MATERIAL SUPPLIED:
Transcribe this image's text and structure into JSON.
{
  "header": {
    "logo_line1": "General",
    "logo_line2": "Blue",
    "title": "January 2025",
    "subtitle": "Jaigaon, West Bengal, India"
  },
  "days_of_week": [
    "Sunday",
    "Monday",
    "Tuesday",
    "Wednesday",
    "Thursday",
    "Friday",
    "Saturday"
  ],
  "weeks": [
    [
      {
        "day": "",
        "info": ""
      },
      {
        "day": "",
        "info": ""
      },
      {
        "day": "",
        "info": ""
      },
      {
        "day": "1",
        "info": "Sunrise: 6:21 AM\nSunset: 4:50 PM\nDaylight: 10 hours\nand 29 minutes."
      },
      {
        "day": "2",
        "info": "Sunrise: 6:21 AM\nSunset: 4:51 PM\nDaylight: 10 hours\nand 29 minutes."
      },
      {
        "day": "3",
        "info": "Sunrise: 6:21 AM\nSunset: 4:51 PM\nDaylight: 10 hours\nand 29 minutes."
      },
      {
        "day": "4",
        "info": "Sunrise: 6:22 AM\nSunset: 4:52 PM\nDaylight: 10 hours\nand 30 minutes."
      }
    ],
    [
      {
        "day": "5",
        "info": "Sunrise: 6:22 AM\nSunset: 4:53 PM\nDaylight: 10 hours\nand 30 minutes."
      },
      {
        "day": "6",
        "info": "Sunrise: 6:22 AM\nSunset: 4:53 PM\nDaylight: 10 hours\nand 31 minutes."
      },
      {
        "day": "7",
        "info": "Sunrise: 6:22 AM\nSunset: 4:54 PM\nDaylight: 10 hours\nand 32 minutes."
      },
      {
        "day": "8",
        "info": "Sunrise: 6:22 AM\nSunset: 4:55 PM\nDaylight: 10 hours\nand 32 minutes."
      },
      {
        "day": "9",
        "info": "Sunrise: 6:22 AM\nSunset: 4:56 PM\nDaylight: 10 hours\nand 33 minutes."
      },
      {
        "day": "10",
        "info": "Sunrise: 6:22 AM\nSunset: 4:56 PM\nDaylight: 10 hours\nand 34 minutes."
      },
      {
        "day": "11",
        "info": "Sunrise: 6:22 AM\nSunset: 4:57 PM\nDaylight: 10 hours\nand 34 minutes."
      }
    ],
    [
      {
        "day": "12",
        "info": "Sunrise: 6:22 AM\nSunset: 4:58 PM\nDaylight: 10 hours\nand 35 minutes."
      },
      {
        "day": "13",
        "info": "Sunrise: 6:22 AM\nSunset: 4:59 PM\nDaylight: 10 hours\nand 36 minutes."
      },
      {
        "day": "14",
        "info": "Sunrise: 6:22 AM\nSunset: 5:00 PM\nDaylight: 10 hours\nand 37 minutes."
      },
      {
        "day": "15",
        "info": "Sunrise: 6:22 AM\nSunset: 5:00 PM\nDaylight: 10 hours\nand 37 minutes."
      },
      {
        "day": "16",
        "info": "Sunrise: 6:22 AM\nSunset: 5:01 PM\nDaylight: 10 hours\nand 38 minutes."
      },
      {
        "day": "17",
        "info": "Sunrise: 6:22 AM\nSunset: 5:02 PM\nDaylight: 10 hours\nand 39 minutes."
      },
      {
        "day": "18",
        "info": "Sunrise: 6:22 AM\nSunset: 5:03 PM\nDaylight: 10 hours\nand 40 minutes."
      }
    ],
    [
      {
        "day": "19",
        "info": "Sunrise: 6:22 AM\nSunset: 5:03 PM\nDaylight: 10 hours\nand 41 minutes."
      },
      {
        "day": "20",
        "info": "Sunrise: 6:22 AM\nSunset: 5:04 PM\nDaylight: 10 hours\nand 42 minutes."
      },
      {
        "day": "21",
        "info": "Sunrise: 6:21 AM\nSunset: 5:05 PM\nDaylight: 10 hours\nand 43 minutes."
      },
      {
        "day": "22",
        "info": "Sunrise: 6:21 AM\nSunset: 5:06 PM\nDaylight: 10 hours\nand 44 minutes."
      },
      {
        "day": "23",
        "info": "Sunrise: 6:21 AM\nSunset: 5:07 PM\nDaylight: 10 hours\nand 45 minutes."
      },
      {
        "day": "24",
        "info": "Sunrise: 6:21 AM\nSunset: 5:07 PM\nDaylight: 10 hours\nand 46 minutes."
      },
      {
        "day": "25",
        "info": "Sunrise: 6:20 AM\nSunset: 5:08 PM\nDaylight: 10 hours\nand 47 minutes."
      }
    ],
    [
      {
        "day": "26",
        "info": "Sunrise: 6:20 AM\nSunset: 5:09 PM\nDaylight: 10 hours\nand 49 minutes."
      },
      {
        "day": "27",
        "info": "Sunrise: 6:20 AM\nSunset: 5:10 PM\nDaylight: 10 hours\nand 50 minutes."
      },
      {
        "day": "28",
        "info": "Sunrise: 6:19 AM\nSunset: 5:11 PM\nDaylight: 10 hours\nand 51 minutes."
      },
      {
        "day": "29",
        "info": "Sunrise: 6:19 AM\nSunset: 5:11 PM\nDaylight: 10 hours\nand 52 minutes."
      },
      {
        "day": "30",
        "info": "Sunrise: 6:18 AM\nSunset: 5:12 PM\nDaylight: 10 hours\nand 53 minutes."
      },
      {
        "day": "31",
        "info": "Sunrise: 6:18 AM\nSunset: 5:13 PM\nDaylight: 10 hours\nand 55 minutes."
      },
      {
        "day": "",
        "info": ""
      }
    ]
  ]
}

WRITTEN INSTRUCTION:
Output the records exactly, including every line.

ANSWER FOR THIS EXERCISE:
Transcribe this image's text and structure into JSON.
{
  "header": {
    "logo_line1": "General",
    "logo_line2": "Blue",
    "title": "January 2025",
    "subtitle": "Jaigaon, West Bengal, India"
  },
  "days_of_week": [
    "Sunday",
    "Monday",
    "Tuesday",
    "Wednesday",
    "Thursday",
    "Friday",
    "Saturday"
  ],
  "weeks": [
    [
      {
        "day": "",
        "info": ""
      },
      {
        "day": "",
        "info": ""
      },
      {
        "day": "",
        "info": ""
      },
      {
        "day": "1",
        "info": "Sunrise: 6:21 AM\nSunset: 4:50 PM\nDaylight: 10 hours\nand 29 minutes."
      },
      {
        "day": "2",
        "info": "Sunrise: 6:21 AM\nSunset: 4:51 PM\nDaylight: 10 hours\nand 29 minutes."
      },
      {
        "day": "3",
        "info": "Sunrise: 6:21 AM\nSunset: 4:51 PM\nDaylight: 10 hours\nand 29 minutes."
      },
      {
        "day": "4",
        "info": "Sunrise: 6:22 AM\nSunset: 4:52 PM\nDaylight: 10 hours\nand 30 minutes."
      }
    ],
    [
      {
        "day": "5",
        "info": "Sunrise: 6:22 AM\nSunset: 4:53 PM\nDaylight: 10 hours\nand 30 minutes."
      },
      {
        "day": "6",
        "info": "Sunrise: 6:22 AM\nSunset: 4:53 PM\nDaylight: 10 hours\nand 31 minutes."
      },
      {
        "day": "7",
        "info": "Sunrise: 6:22 AM\nSunset: 4:54 PM\nDaylight: 10 hours\nand 32 minutes."
      },
      {
        "day": "8",
        "info": "Sunrise: 6:22 AM\nSunset: 4:55 PM\nDaylight: 10 hours\nand 32 minutes."
      },
      {
        "day": "9",
        "info": "Sunrise: 6:22 AM\nSunset: 4:56 PM\nDaylight: 10 hours\nand 33 minutes."
      },
      {
        "day": "10",
        "info": "Sunrise: 6:22 AM\nSunset: 4:56 PM\nDaylight: 10 hours\nand 34 minutes."
      },
      {
        "day": "11",
        "info": "Sunrise: 6:22 AM\nSunset: 4:57 PM\nDaylight: 10 hours\nand 34 minutes."
      }
    ],
    [
      {
        "day": "12",
        "info": "Sunrise: 6:22 AM\nSunset: 4:58 PM\nDaylight: 10 hours\nand 35 minutes."
      },
      {
        "day": "13",
        "info": "Sunrise: 6:22 AM\nSunset: 4:59 PM\nDaylight: 10 hours\nand 36 minutes."
      },
      {
        "day": "14",
        "info": "Sunrise: 6:22 AM\nSunset: 5:00 PM\nDaylight: 10 hours\nand 37 minutes."
      },
      {
        "day": "15",
        "info": "Sunrise: 6:22 AM\nSunset: 5:00 PM\nDaylight: 10 hours\nand 37 minutes."
      },
      {
        "day": "16",
        "info": "Sunrise: 6:22 AM\nSunset: 5:01 PM\nDaylight: 10 hours\nand 38 minutes."
      },
      {
        "day": "17",
        "info": "Sunrise: 6:22 AM\nSunset: 5:02 PM\nDaylight: 10 hours\nand 39 minutes."
      },
      {
        "day": "18",
        "info": "Sunrise: 6:22 AM\nSunset: 5:03 PM\nDaylight: 10 hours\nand 40 minutes."
      }
    ],
    [
      {
        "day": "19",
        "info": "Sunrise: 6:22 AM\nSunset: 5:03 PM\nDaylight: 10 hours\nand 41 minutes."
      },
      {
        "day": "20",
        "info": "Sunrise: 6:22 AM\nSunset: 5:04 PM\nDaylight: 10 hours\nand 42 minutes."
      },
      {
        "day": "21",
        "info": "Sunrise: 6:21 AM\nSunset: 5:05 PM\nDaylight: 10 hours\nand 43 minutes."
      },
      {
        "day": "22",
        "info": "Sunrise: 6:21 AM\nSunset: 5:06 PM\nDaylight: 10 hours\nand 44 minutes."
      },
      {
        "day": "23",
        "info": "Sunrise: 6:21 AM\nSunset: 5:07 PM\nDaylight: 10 hours\nand 45 minutes."
      },
      {
        "day": "24",
        "info": "Sunrise: 6:21 AM\nSunset: 5:07 PM\nDaylight: 10 hours\nand 46 minutes."
      },
      {
        "day": "25",
        "info": "Sunrise: 6:20 AM\nSunset: 5:08 PM\nDaylight: 10 hours\nand 47 minutes."
      }
    ],
    [
      {
        "day": "26",
        "info": "Sunrise: 6:20 AM\nSunset: 5:09 PM\nDaylight: 10 hours\nand 49 minutes."
      },
      {
        "day": "27",
        "info": "Sunrise: 6:20 AM\nSunset: 5:10 PM\nDaylight: 10 hours\nand 50 minutes."
      },
      {
        "day": "28",
        "info": "Sunrise: 6:19 AM\nSunset: 5:11 PM\nDaylight: 10 hours\nand 51 minutes."
      },
      {
        "day": "29",
        "info": "Sunrise: 6:19 AM\nSunset: 5:11 PM\nDaylight: 10 hours\nand 52 minutes."
      },
      {
        "day": "30",
        "info": "Sunrise: 6:18 AM\nSunset: 5:12 PM\nDaylight: 10 hours\nand 53 minutes."
      },
      {
        "day": "31",
        "info": "Sunrise: 6:18 AM\nSunset: 5:13 PM\nDaylight: 10 hours\nand 55 minutes."
      },
      {
        "day": "",
        "info": ""
      }
    ]
  ]
}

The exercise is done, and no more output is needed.